> _Objective_: From the listing below, extract every line in which the word "What" appears.

> _Available records_:
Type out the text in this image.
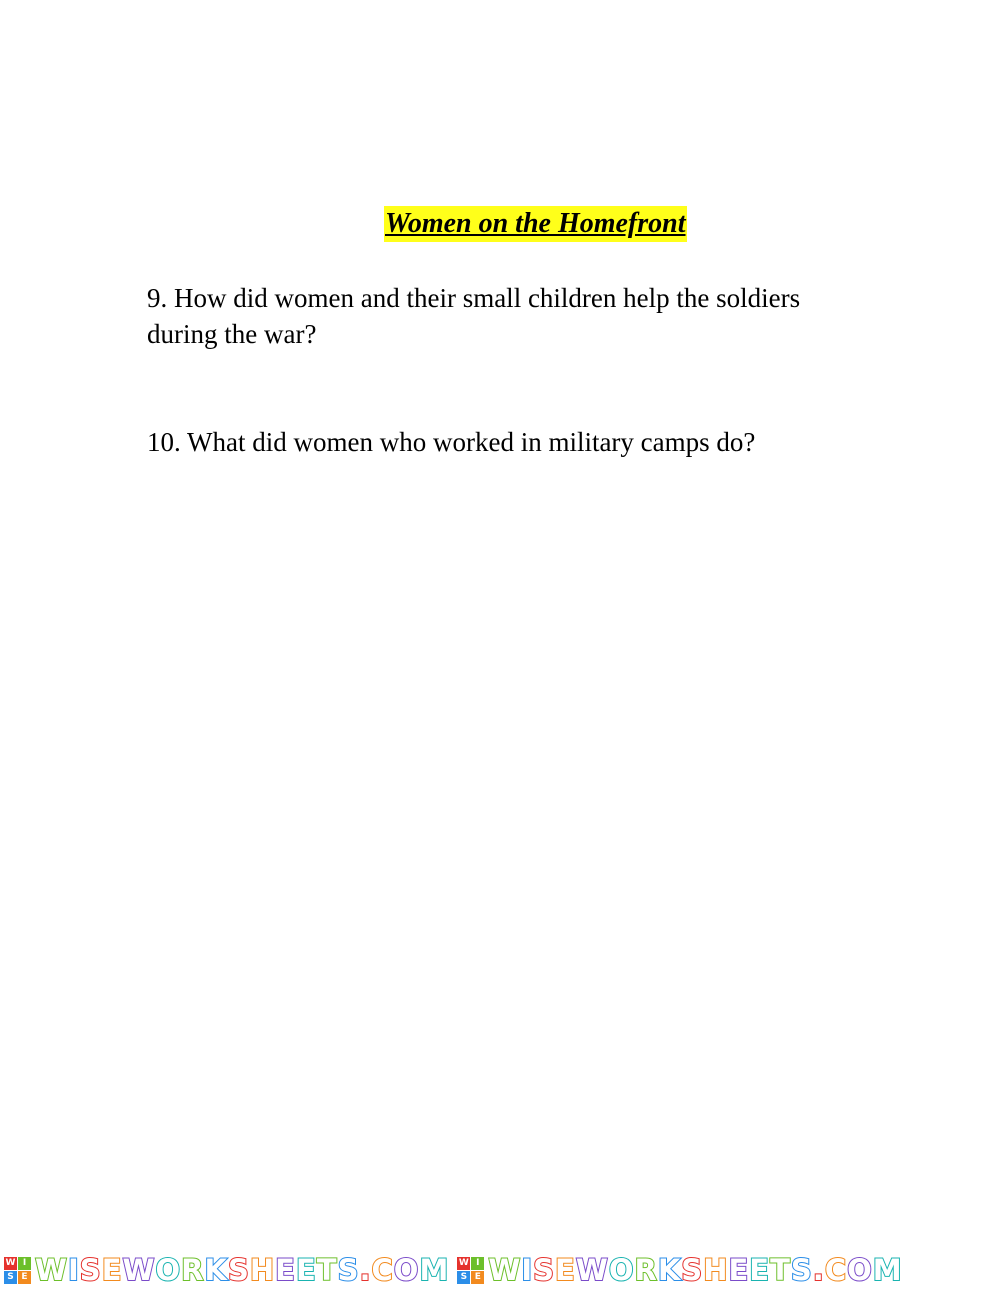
Women on the Homefront
9. How did women and their small children help the soldiers during the war?
10. What did women who worked in military camps do?
W I
S E WISEWORKSHEETS.COM W I
S E WISEWORKSHEETS.COM
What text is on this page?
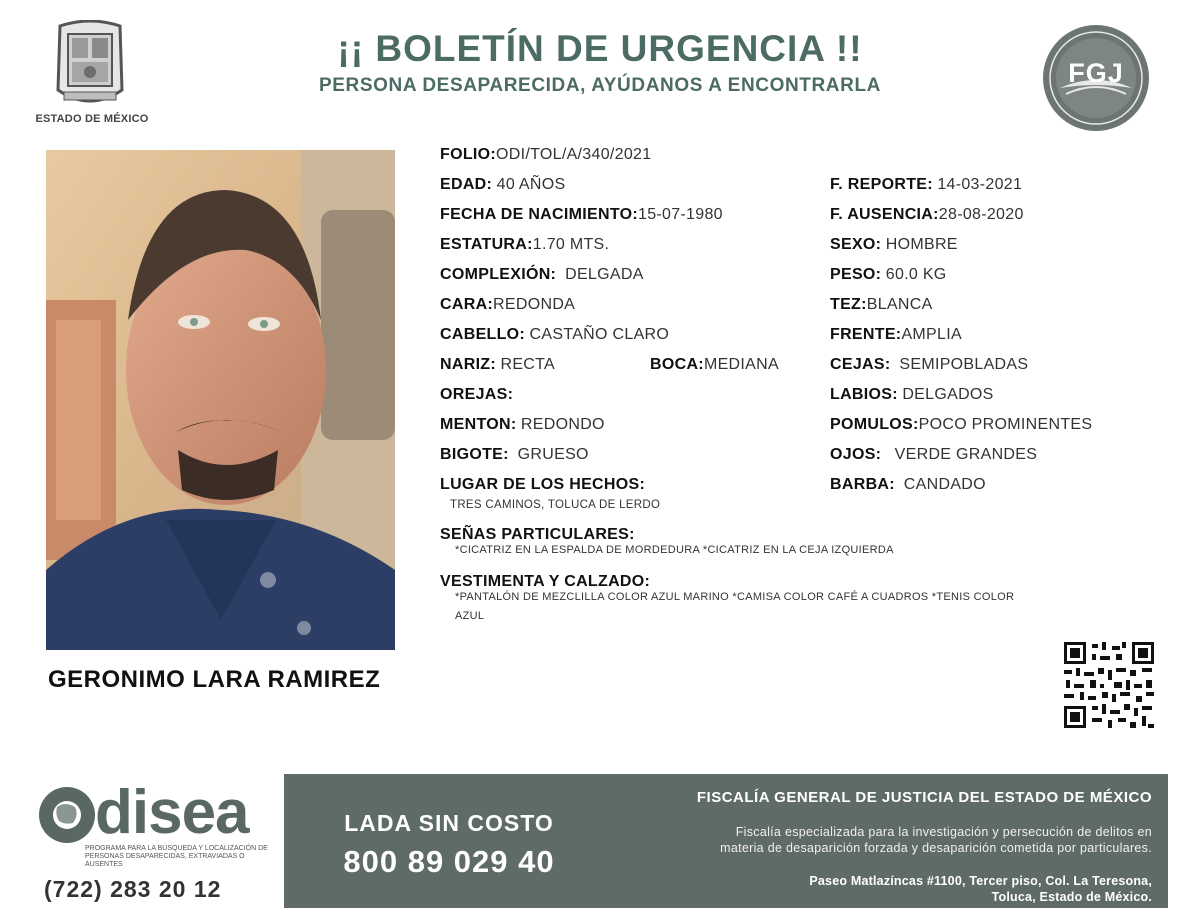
ESTADO DE MÉXICO
¡¡ BOLETÍN DE URGENCIA !!
PERSONA DESAPARECIDA, AYÚDANOS A ENCONTRARLA	FGJ
GERONIMO LARA RAMIREZ
FOLIO:ODI/TOL/A/340/2021
EDAD: 40 AÑOS	F. REPORTE: 14-03-2021
FECHA DE NACIMIENTO:15-07-1980	F. AUSENCIA:28-08-2020
ESTATURA:1.70 MTS.	SEXO: HOMBRE
COMPLEXIÓN: DELGADA	PESO: 60.0 KG
CARA:REDONDA	TEZ:BLANCA
CABELLO: CASTAÑO CLARO	FRENTE:AMPLIA
NARIZ: RECTA	BOCA:MEDIANA	CEJAS: SEMIPOBLADAS
OREJAS:	LABIOS: DELGADOS
MENTON: REDONDO	POMULOS:POCO PROMINENTES
BIGOTE: GRUESO	OJOS: VERDE GRANDES
LUGAR DE LOS HECHOS:
TRES CAMINOS, TOLUCA DE LERDO
BARBA: CANDADO
SEÑAS PARTICULARES:
*CICATRIZ EN LA ESPALDA DE MORDEDURA *CICATRIZ EN LA CEJA IZQUIERDA
VESTIMENTA Y CALZADO:
*PANTALÓN DE MEZCLILLA COLOR AZUL MARINO *CAMISA COLOR CAFÉ A CUADROS *TENIS COLOR AZUL
disea
PROGRAMA PARA LA BÚSQUEDA Y LOCALIZACIÓN DE PERSONAS DESAPARECIDAS, EXTRAVIADAS O AUSENTES
(722) 283 20 12
LADA SIN COSTO
800 89 029 40
FISCALÍA GENERAL DE JUSTICIA DEL ESTADO DE MÉXICO
Fiscalía especializada para la investigación y persecución de delitos en
materia de desaparición forzada y desaparición cometida por particulares.
Paseo Matlazíncas #1100, Tercer piso, Col. La Teresona,
Toluca, Estado de México.
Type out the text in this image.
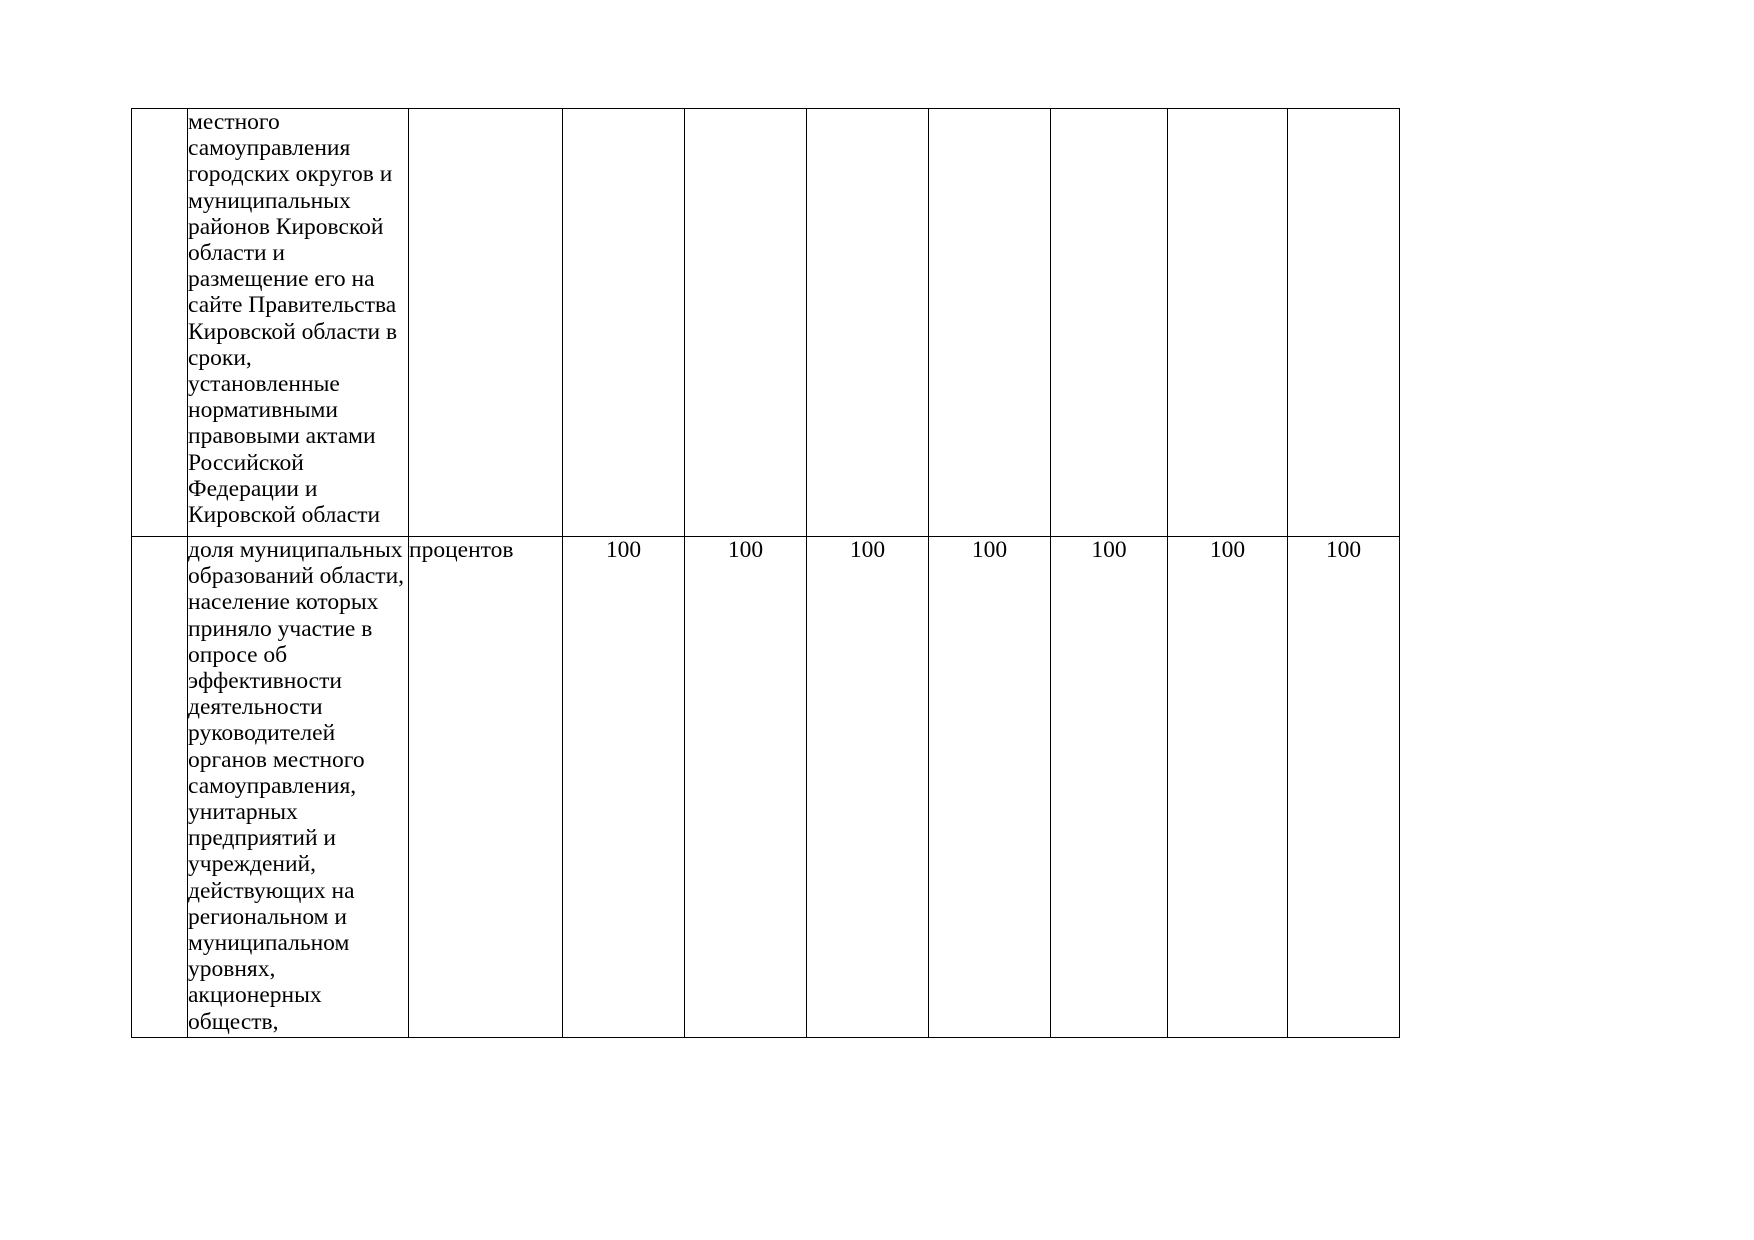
	местного самоуправления городских округов и муниципальных районов Кировской области и размещение его на сайте Правительства Кировской области в сроки, установленные нормативными правовыми актами Российской Федерации и Кировской области								

	доля муниципальных образований области, население которых приняло участие в опросе об эффективности деятельности руководителей органов местного самоуправления, унитарных предприятий и учреждений, действующих на региональном и муниципальном уровнях, акционерных обществ,	процентов	100	100	100	100	100	100	100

> _Complete output_:
10. What did women who worked in military camps do?
What text is on this page?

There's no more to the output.